To do: Print the data below again in full, exactly as it stands, with no images.

▼

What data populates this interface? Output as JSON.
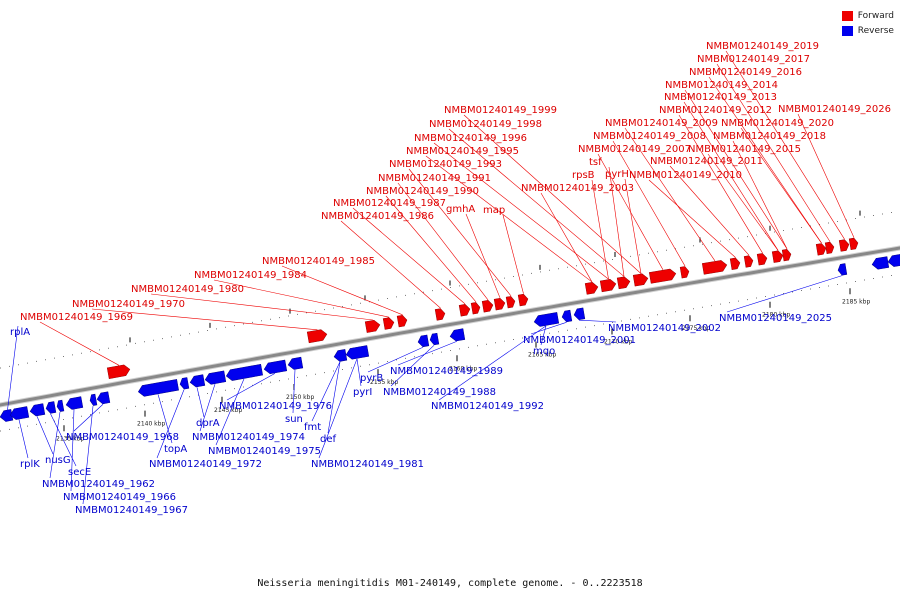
{
  "legend": {
    "forward_label": "Forward",
    "reverse_label": "Reverse",
    "forward_color": "#ee0000",
    "reverse_color": "#0000ee"
  },
  "caption": "Neisseria meningitidis M01-240149, complete genome. - 0..2223518",
  "colors": {
    "backbone": "#888888",
    "forward": "#ee0000",
    "reverse": "#0000ee"
  },
  "ticks": [
    "2135 kbp",
    "2140 kbp",
    "2145 kbp",
    "2150 kbp",
    "2155 kbp",
    "2160 kbp",
    "2165 kbp",
    "2170 kbp",
    "2175 kbp",
    "2180 kbp",
    "2185 kbp"
  ],
  "forward_labels": [
    "NMBM01240149_1969",
    "NMBM01240149_1970",
    "NMBM01240149_1980",
    "NMBM01240149_1984",
    "NMBM01240149_1985",
    "NMBM01240149_1986",
    "NMBM01240149_1987",
    "NMBM01240149_1990",
    "NMBM01240149_1991",
    "gmhA",
    "NMBM01240149_1993",
    "map",
    "NMBM01240149_1995",
    "NMBM01240149_1996",
    "NMBM01240149_1998",
    "NMBM01240149_1999",
    "NMBM01240149_2003",
    "rpsB",
    "tsf",
    "pyrH",
    "NMBM01240149_2007",
    "NMBM01240149_2008",
    "NMBM01240149_2009",
    "NMBM01240149_2010",
    "NMBM01240149_2011",
    "NMBM01240149_2012",
    "NMBM01240149_2013",
    "NMBM01240149_2014",
    "NMBM01240149_2016",
    "NMBM01240149_2017",
    "NMBM01240149_2019",
    "NMBM01240149_2015",
    "NMBM01240149_2018",
    "NMBM01240149_2020",
    "NMBM01240149_2026"
  ],
  "reverse_labels": [
    "rplA",
    "rplK",
    "nusG",
    "secE",
    "NMBM01240149_1962",
    "NMBM01240149_1966",
    "NMBM01240149_1967",
    "NMBM01240149_1968",
    "topA",
    "NMBM01240149_1972",
    "dprA",
    "NMBM01240149_1974",
    "NMBM01240149_1975",
    "NMBM01240149_1976",
    "sun",
    "fmt",
    "def",
    "NMBM01240149_1981",
    "pyrI",
    "pyrB",
    "NMBM01240149_1988",
    "NMBM01240149_1989",
    "NMBM01240149_1992",
    "mqo",
    "NMBM01240149_2001",
    "NMBM01240149_2002",
    "NMBM01240149_2025"
  ]
}
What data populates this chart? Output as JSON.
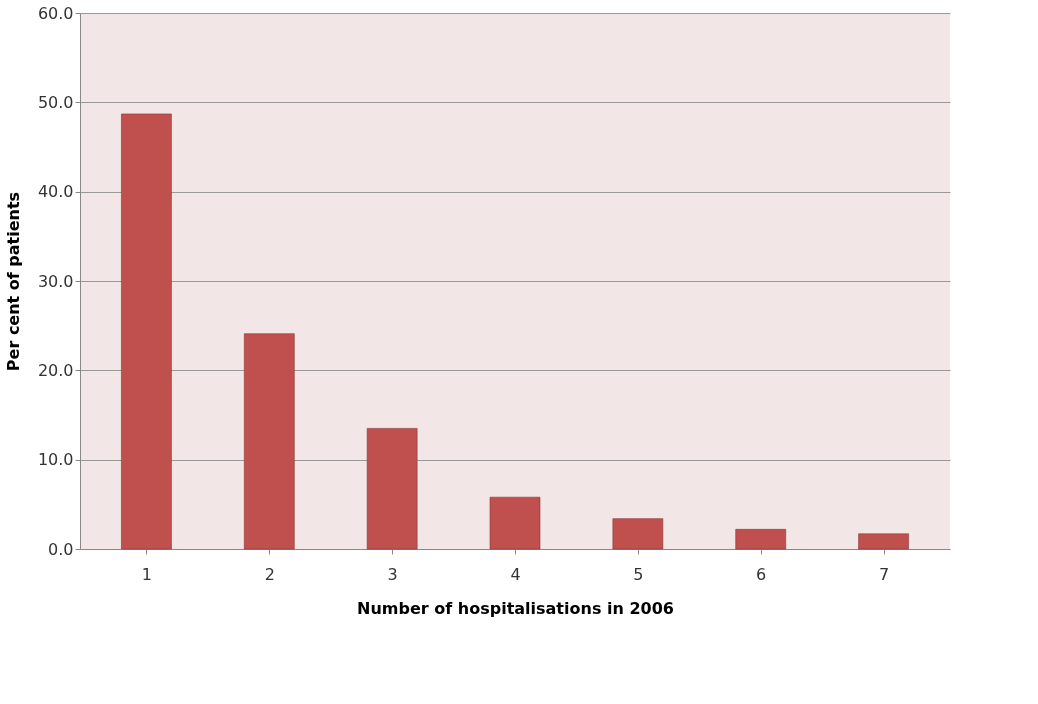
{
  "chart_data": {
    "type": "bar",
    "xlabel": "Number of hospitalisations  in 2006",
    "ylabel": "Per cent of patients",
    "categories": [
      "1",
      "2",
      "3",
      "4",
      "5",
      "6",
      "7"
    ],
    "values": [
      48.7,
      24.1,
      13.5,
      5.8,
      3.4,
      2.2,
      1.7
    ],
    "color": "#c0504d",
    "ylim": [
      0,
      60
    ],
    "yticks": [
      {
        "value": 0,
        "label": "0.0"
      },
      {
        "value": 10,
        "label": "10.0"
      },
      {
        "value": 20,
        "label": "20.0"
      },
      {
        "value": 30,
        "label": "30.0"
      },
      {
        "value": 40,
        "label": "40.0"
      },
      {
        "value": 50,
        "label": "50.0"
      },
      {
        "value": 60,
        "label": "60.0"
      }
    ],
    "grid": "y"
  }
}
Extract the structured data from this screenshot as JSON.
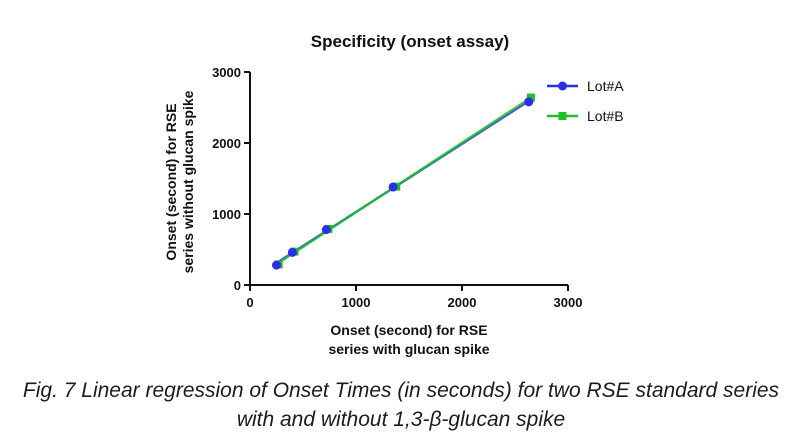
{
  "chart_data": {
    "type": "scatter",
    "title": "Specificity (onset assay)",
    "xlabel_lines": [
      "Onset (second) for RSE",
      "series with glucan spike"
    ],
    "ylabel_lines": [
      "Onset (second) for RSE",
      "series without glucan spike"
    ],
    "xlim": [
      0,
      3000
    ],
    "ylim": [
      0,
      3000
    ],
    "x_ticks": [
      0,
      1000,
      2000,
      3000
    ],
    "y_ticks": [
      0,
      1000,
      2000,
      3000
    ],
    "grid": false,
    "legend_position": "top-right",
    "fit_line": "linear regression per series",
    "series": [
      {
        "name": "Lot#A",
        "color": "#2b2ee8",
        "marker": "circle",
        "x": [
          250,
          400,
          720,
          1350,
          2630
        ],
        "y": [
          280,
          460,
          780,
          1380,
          2580
        ]
      },
      {
        "name": "Lot#B",
        "color": "#1fbf2a",
        "marker": "square",
        "x": [
          270,
          420,
          740,
          1380,
          2650
        ],
        "y": [
          290,
          470,
          790,
          1385,
          2640
        ]
      }
    ]
  },
  "caption": {
    "line1": "Fig. 7 Linear regression of Onset Times (in seconds) for two RSE standard series",
    "line2": "with and without 1,3-β-glucan spike"
  }
}
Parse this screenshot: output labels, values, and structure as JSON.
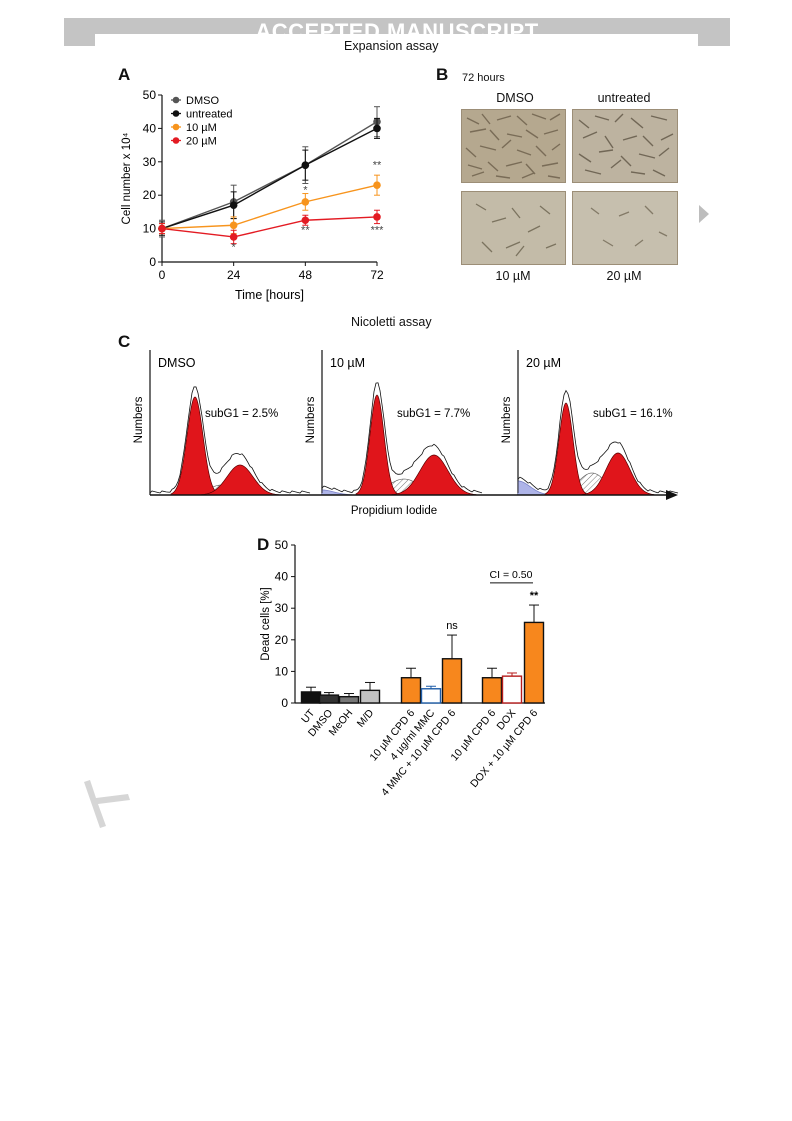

▲

Completed exercise:
What data populates this interface? Output as JSON.
{
  "legend": {
    "forward_label": "Forward",
    "reverse_label": "Reverse",
    "forward_color": "#ee0000",
    "reverse_color": "#0000ee"
  },
  "caption": "Neisseria meningitidis M01-240149, complete genome. - 0..2223518",
  "colors": {
    "backbone": "#888888",
    "forward": "#ee0000",
    "reverse": "#0000ee"
  },
  "ticks": [
    "2135 kbp",
    "2140 kbp",
    "2145 kbp",
    "2150 kbp",
    "2155 kbp",
    "2160 kbp",
    "2165 kbp",
    "2170 kbp",
    "2175 kbp",
    "2180 kbp",
    "2185 kbp"
  ],
  "forward_labels": [
    "NMBM01240149_1969",
    "NMBM01240149_1970",
    "NMBM01240149_1980",
    "NMBM01240149_1984",
    "NMBM01240149_1985",
    "NMBM01240149_1986",
    "NMBM01240149_1987",
    "NMBM01240149_1990",
    "NMBM01240149_1991",
    "gmhA",
    "NMBM01240149_1993",
    "map",
    "NMBM01240149_1995",
    "NMBM01240149_1996",
    "NMBM01240149_1998",
    "NMBM01240149_1999",
    "NMBM01240149_2003",
    "rpsB",
    "tsf",
    "pyrH",
    "NMBM01240149_2007",
    "NMBM01240149_2008",
    "NMBM01240149_2009",
    "NMBM01240149_2010",
    "NMBM01240149_2011",
    "NMBM01240149_2012",
    "NMBM01240149_2013",
    "NMBM01240149_2014",
    "NMBM01240149_2016",
    "NMBM01240149_2017",
    "NMBM01240149_2019",
    "NMBM01240149_2015",
    "NMBM01240149_2018",
    "NMBM01240149_2020",
    "NMBM01240149_2026"
  ],
  "reverse_labels": [
    "rplA",
    "rplK",
    "nusG",
    "secE",
    "NMBM01240149_1962",
    "NMBM01240149_1966",
    "NMBM01240149_1967",
    "NMBM01240149_1968",
    "topA",
    "NMBM01240149_1972",
    "dprA",
    "NMBM01240149_1974",
    "NMBM01240149_1975",
    "NMBM01240149_1976",
    "sun",
    "fmt",
    "def",
    "NMBM01240149_1981",
    "pyrI",
    "pyrB",
    "NMBM01240149_1988",
    "NMBM01240149_1989",
    "NMBM01240149_1992",
    "mqo",
    "NMBM01240149_2001",
    "NMBM01240149_2002",
    "NMBM01240149_2025"
  ]
}
What data populates this chart? Output as JSON.
{
  "chart_data": {
    "type": "bar",
    "xlabel": "Number of hospitalisations  in 2006",
    "ylabel": "Per cent of patients",
    "categories": [
      "1",
      "2",
      "3",
      "4",
      "5",
      "6",
      "7"
    ],
    "values": [
      48.7,
      24.1,
      13.5,
      5.8,
      3.4,
      2.2,
      1.7
    ],
    "color": "#c0504d",
    "ylim": [
      0,
      60
    ],
    "yticks": [
      {
        "value": 0,
        "label": "0.0"
      },
      {
        "value": 10,
        "label": "10.0"
      },
      {
        "value": 20,
        "label": "20.0"
      },
      {
        "value": 30,
        "label": "30.0"
      },
      {
        "value": 40,
        "label": "40.0"
      },
      {
        "value": 50,
        "label": "50.0"
      },
      {
        "value": 60,
        "label": "60.0"
      }
    ],
    "grid": "y"
  }
}
Extract the structured data from this screenshot as JSON.
{
  "chart_data": {
    "type": "scatter",
    "title": "Specificity (onset assay)",
    "xlabel_lines": [
      "Onset (second) for RSE",
      "series with glucan spike"
    ],
    "ylabel_lines": [
      "Onset (second) for RSE",
      "series without glucan spike"
    ],
    "xlim": [
      0,
      3000
    ],
    "ylim": [
      0,
      3000
    ],
    "x_ticks": [
      0,
      1000,
      2000,
      3000
    ],
    "y_ticks": [
      0,
      1000,
      2000,
      3000
    ],
    "grid": false,
    "legend_position": "top-right",
    "fit_line": "linear regression per series",
    "series": [
      {
        "name": "Lot#A",
        "color": "#2b2ee8",
        "marker": "circle",
        "x": [
          250,
          400,
          720,
          1350,
          2630
        ],
        "y": [
          280,
          460,
          780,
          1380,
          2580
        ]
      },
      {
        "name": "Lot#B",
        "color": "#1fbf2a",
        "marker": "square",
        "x": [
          270,
          420,
          740,
          1380,
          2650
        ],
        "y": [
          290,
          470,
          790,
          1385,
          2640
        ]
      }
    ]
  },
  "caption": {
    "line1": "Fig. 7 Linear regression of Onset Times (in seconds) for two RSE standard series",
    "line2": "with and without 1,3-β-glucan spike"
  }
}
Parse this screenshot: output labels, values, and structure as JSON.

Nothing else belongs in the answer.